(WHAT IS NEEDED): Output only the lines that run from the line holding "Give me a plain-text" to the end of the data below, including both ends, without any pictures.

* START LISTED RECORDS *

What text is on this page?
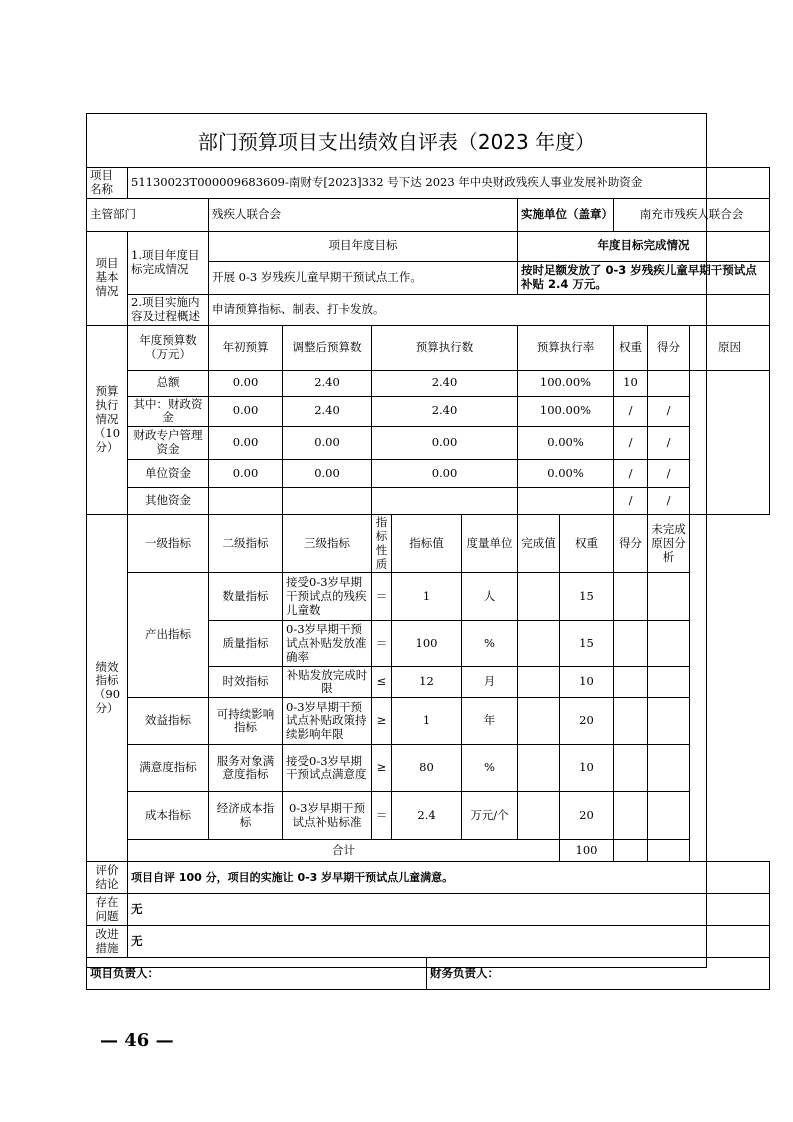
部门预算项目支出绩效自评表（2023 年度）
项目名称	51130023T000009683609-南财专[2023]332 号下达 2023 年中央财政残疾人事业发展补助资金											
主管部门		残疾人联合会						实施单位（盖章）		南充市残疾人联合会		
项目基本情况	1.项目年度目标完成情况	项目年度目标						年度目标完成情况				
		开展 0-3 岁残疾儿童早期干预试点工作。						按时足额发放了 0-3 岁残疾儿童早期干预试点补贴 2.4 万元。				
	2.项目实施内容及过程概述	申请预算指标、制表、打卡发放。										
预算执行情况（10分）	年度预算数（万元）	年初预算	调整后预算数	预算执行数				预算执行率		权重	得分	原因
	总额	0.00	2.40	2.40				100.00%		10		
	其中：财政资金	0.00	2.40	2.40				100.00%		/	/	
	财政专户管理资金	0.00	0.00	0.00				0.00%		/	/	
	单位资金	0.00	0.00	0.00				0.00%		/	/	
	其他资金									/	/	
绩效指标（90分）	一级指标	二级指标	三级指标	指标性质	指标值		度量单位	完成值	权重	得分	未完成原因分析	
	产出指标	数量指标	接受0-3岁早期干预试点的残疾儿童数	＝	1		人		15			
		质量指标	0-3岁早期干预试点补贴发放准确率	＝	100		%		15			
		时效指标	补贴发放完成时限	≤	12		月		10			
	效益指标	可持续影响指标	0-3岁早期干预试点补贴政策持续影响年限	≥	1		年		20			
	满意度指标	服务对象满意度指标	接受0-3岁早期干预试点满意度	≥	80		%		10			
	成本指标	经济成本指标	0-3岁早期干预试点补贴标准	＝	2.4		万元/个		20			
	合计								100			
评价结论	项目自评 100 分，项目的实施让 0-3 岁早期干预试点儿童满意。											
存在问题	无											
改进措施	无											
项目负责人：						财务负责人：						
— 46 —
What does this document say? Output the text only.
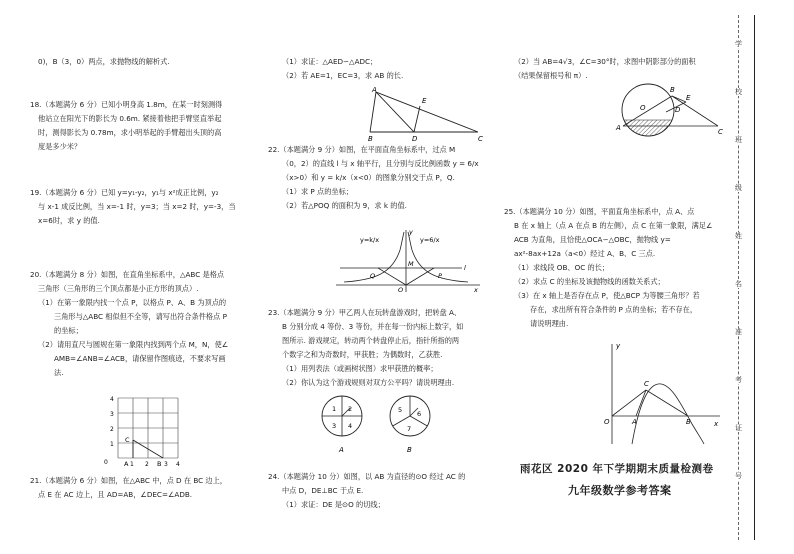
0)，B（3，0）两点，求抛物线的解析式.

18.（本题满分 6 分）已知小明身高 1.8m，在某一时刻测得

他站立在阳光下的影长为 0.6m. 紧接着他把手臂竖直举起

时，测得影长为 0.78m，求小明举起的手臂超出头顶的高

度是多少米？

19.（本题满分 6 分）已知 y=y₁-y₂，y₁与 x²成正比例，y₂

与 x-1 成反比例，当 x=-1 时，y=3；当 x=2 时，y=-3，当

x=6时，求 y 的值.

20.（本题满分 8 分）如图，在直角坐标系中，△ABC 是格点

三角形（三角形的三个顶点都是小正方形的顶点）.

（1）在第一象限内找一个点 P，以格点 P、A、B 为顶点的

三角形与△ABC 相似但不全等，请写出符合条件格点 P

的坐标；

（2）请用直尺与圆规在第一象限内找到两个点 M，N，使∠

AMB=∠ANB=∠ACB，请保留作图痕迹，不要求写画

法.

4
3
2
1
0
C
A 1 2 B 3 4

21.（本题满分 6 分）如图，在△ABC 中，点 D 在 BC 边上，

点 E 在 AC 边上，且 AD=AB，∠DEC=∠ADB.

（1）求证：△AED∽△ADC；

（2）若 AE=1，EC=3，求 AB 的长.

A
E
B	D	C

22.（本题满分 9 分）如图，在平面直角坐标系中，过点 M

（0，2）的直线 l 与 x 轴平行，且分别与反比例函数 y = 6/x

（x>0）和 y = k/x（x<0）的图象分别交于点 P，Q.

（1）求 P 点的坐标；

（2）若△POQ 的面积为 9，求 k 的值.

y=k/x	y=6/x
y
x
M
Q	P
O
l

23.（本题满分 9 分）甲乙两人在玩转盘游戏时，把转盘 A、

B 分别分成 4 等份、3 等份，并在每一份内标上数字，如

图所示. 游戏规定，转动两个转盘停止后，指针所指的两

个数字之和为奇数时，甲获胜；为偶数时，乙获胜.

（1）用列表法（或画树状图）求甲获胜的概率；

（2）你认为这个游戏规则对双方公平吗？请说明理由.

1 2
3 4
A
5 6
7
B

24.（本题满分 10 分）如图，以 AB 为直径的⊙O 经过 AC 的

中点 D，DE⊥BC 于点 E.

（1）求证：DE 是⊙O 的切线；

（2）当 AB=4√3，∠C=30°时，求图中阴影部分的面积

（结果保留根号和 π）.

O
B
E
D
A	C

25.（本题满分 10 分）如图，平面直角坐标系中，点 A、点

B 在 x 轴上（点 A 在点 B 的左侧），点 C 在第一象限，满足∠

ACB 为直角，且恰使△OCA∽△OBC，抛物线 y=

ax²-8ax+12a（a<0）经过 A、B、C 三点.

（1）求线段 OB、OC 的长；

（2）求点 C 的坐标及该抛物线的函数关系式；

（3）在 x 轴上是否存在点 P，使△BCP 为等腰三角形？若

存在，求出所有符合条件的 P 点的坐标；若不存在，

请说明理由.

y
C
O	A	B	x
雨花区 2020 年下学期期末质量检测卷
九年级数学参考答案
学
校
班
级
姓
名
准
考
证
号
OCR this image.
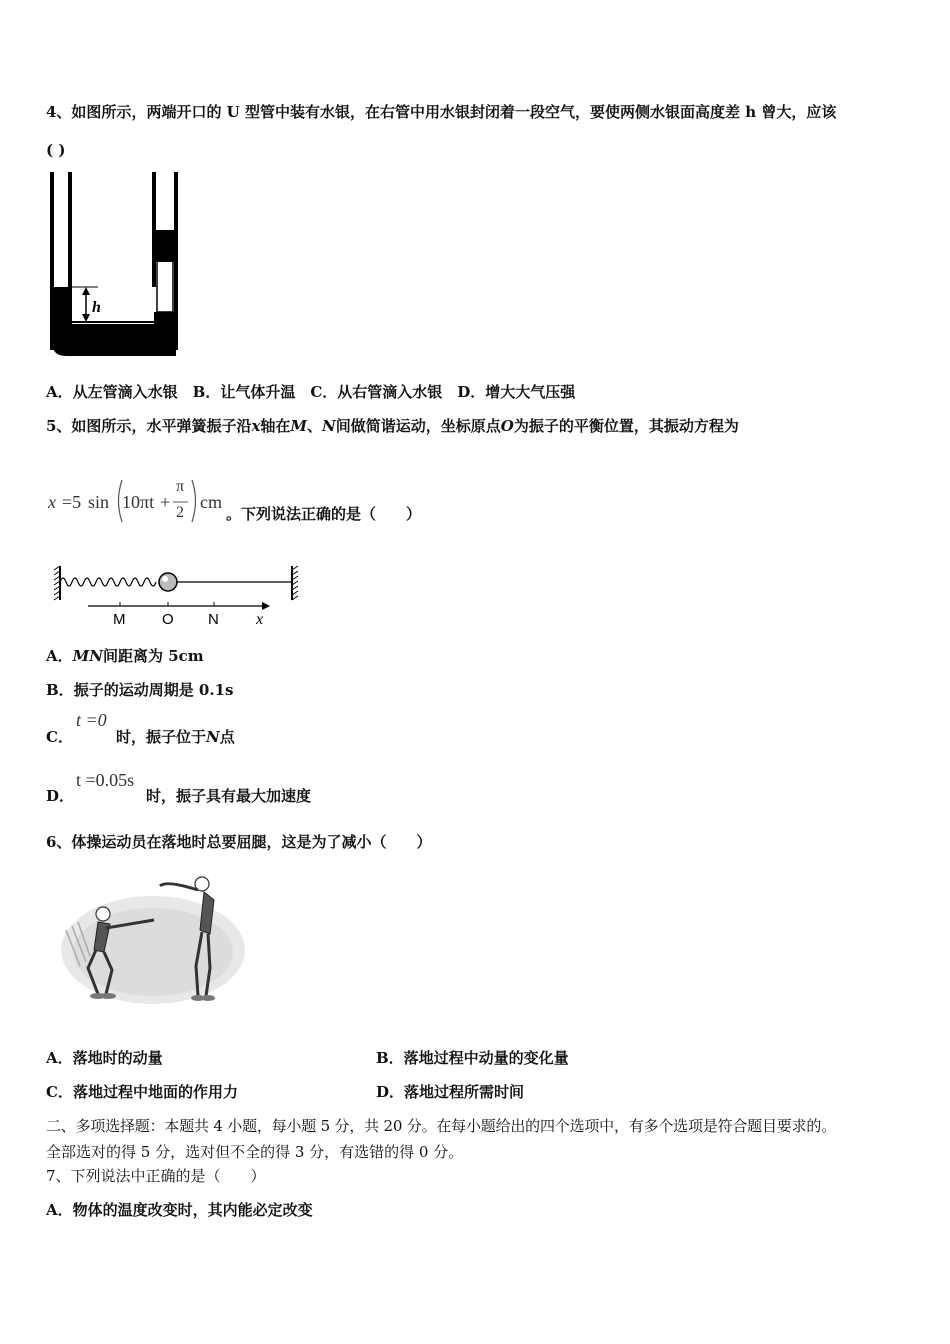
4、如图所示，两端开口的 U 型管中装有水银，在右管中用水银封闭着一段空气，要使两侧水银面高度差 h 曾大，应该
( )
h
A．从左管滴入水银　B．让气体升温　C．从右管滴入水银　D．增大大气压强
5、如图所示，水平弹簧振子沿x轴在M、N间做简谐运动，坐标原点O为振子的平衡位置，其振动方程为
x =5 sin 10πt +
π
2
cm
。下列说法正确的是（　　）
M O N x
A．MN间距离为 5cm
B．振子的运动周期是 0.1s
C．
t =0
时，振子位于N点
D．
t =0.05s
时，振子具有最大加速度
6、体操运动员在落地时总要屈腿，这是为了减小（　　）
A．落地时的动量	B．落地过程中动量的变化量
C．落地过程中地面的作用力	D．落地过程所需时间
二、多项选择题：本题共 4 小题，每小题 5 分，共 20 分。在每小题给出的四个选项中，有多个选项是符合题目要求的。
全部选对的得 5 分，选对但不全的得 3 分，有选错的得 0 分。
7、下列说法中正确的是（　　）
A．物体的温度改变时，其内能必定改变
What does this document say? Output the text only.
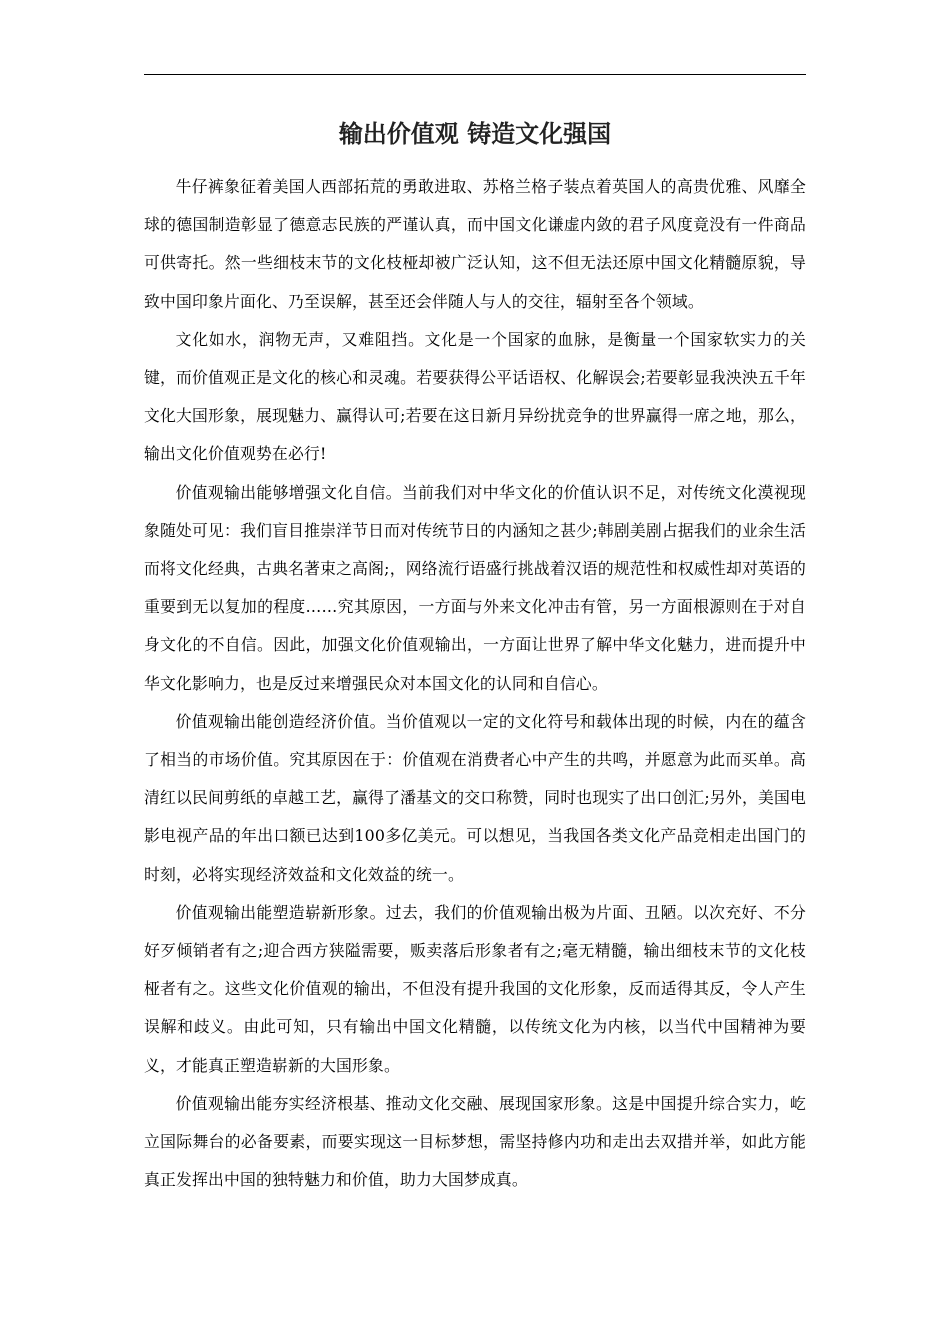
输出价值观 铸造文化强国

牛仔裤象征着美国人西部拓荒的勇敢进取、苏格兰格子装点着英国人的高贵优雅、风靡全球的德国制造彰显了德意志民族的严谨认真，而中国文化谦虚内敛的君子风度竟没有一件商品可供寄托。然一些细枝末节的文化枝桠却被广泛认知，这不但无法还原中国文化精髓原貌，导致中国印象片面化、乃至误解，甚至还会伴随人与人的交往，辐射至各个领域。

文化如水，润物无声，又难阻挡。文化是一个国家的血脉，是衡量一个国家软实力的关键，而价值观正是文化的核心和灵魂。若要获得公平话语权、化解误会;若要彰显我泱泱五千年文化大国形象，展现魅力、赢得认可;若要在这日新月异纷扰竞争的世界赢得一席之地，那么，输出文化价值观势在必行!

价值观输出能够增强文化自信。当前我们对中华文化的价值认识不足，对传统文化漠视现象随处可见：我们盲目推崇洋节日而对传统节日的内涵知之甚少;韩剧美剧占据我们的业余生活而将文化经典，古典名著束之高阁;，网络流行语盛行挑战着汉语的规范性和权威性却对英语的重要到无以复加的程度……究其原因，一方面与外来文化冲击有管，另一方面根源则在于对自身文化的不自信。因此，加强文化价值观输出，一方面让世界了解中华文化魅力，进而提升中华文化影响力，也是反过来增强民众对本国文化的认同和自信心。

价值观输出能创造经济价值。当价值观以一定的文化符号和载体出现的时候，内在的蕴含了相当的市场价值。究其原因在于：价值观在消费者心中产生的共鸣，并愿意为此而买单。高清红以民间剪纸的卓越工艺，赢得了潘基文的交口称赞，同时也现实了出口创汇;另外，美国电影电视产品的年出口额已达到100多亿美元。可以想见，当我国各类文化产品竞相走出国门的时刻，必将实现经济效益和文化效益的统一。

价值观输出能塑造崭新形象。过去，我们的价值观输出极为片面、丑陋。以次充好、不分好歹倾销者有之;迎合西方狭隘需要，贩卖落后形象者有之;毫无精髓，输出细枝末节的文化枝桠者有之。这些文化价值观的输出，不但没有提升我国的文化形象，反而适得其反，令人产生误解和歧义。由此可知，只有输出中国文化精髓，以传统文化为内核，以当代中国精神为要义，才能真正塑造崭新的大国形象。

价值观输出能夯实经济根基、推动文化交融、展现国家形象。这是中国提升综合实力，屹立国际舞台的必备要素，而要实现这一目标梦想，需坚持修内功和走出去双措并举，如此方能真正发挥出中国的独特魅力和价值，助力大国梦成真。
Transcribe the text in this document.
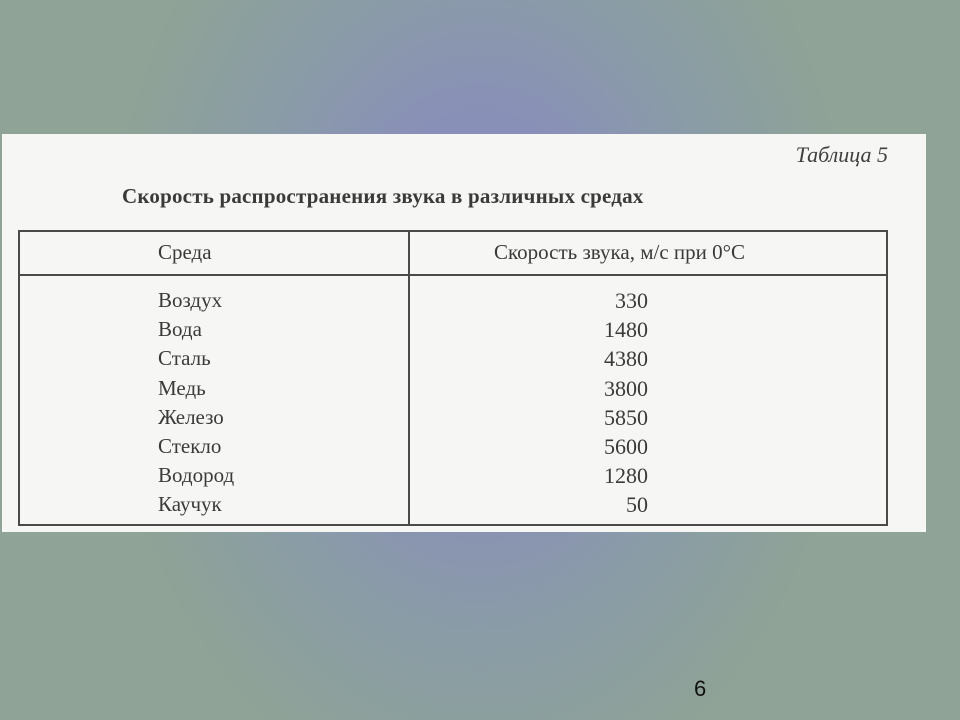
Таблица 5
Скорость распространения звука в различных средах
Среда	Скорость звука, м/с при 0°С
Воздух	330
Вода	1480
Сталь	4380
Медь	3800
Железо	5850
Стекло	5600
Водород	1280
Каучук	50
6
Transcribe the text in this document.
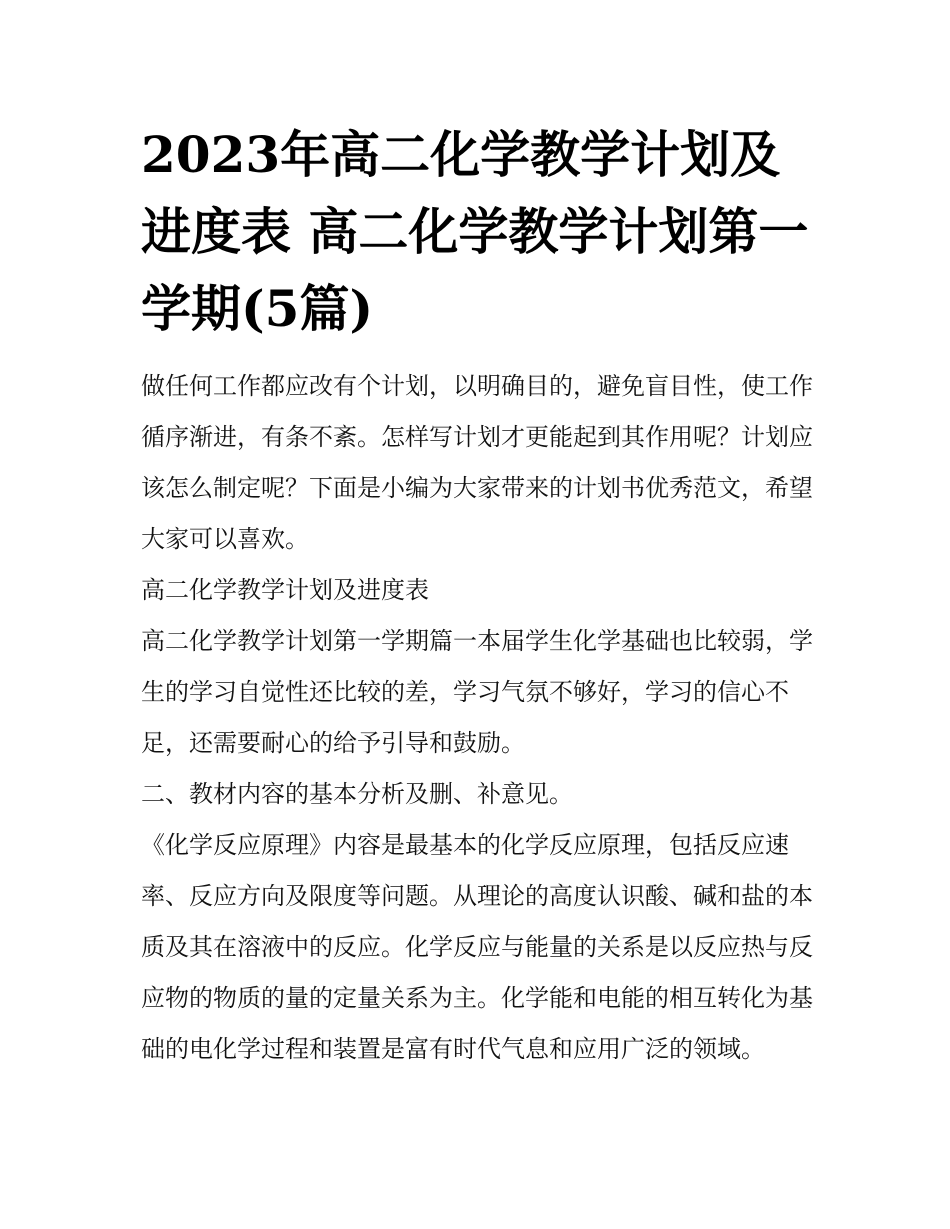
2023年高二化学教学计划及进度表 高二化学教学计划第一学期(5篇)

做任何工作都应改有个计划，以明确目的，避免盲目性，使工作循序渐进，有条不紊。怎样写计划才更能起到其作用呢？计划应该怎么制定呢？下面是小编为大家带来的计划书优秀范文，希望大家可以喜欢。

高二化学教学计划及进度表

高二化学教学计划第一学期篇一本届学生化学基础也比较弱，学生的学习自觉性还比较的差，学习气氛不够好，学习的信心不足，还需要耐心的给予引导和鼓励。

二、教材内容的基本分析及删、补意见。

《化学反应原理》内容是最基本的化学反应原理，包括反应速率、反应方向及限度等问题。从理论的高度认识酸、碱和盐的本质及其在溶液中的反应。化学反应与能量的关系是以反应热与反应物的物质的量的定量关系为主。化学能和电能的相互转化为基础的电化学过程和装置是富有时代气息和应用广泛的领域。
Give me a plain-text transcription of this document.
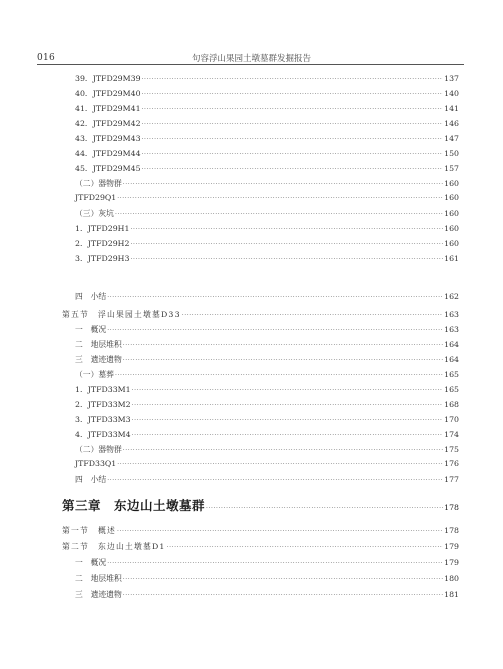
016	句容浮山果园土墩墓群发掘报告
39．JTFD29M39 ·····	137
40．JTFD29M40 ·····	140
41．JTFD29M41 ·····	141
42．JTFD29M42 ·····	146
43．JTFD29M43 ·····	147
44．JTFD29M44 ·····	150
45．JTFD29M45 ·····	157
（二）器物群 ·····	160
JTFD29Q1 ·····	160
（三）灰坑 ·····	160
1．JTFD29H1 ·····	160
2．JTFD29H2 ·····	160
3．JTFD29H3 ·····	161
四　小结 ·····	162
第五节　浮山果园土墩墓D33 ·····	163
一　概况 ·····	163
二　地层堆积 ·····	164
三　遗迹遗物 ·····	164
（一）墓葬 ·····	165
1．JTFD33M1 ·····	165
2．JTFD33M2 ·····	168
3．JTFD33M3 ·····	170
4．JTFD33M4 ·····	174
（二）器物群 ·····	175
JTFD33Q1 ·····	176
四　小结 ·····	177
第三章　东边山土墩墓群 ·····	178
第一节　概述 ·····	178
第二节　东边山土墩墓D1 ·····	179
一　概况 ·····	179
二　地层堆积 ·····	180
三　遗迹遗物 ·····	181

* END LISTED RECORDS *

(SOLUTION TO THIS PROBLEM):
Give me a plain-text transcription of this document.
016	句容浮山果园土墩墓群发掘报告
39．JTFD29M39 ·····	137
40．JTFD29M40 ·····	140
41．JTFD29M41 ·····	141
42．JTFD29M42 ·····	146
43．JTFD29M43 ·····	147
44．JTFD29M44 ·····	150
45．JTFD29M45 ·····	157
（二）器物群 ·····	160
JTFD29Q1 ·····	160
（三）灰坑 ·····	160
1．JTFD29H1 ·····	160
2．JTFD29H2 ·····	160
3．JTFD29H3 ·····	161
四　小结 ·····	162
第五节　浮山果园土墩墓D33 ·····	163
一　概况 ·····	163
二　地层堆积 ·····	164
三　遗迹遗物 ·····	164
（一）墓葬 ·····	165
1．JTFD33M1 ·····	165
2．JTFD33M2 ·····	168
3．JTFD33M3 ·····	170
4．JTFD33M4 ·····	174
（二）器物群 ·····	175
JTFD33Q1 ·····	176
四　小结 ·····	177
第三章　东边山土墩墓群 ·····	178
第一节　概述 ·····	178
第二节　东边山土墩墓D1 ·····	179
一　概况 ·····	179
二　地层堆积 ·····	180
三　遗迹遗物 ·····	181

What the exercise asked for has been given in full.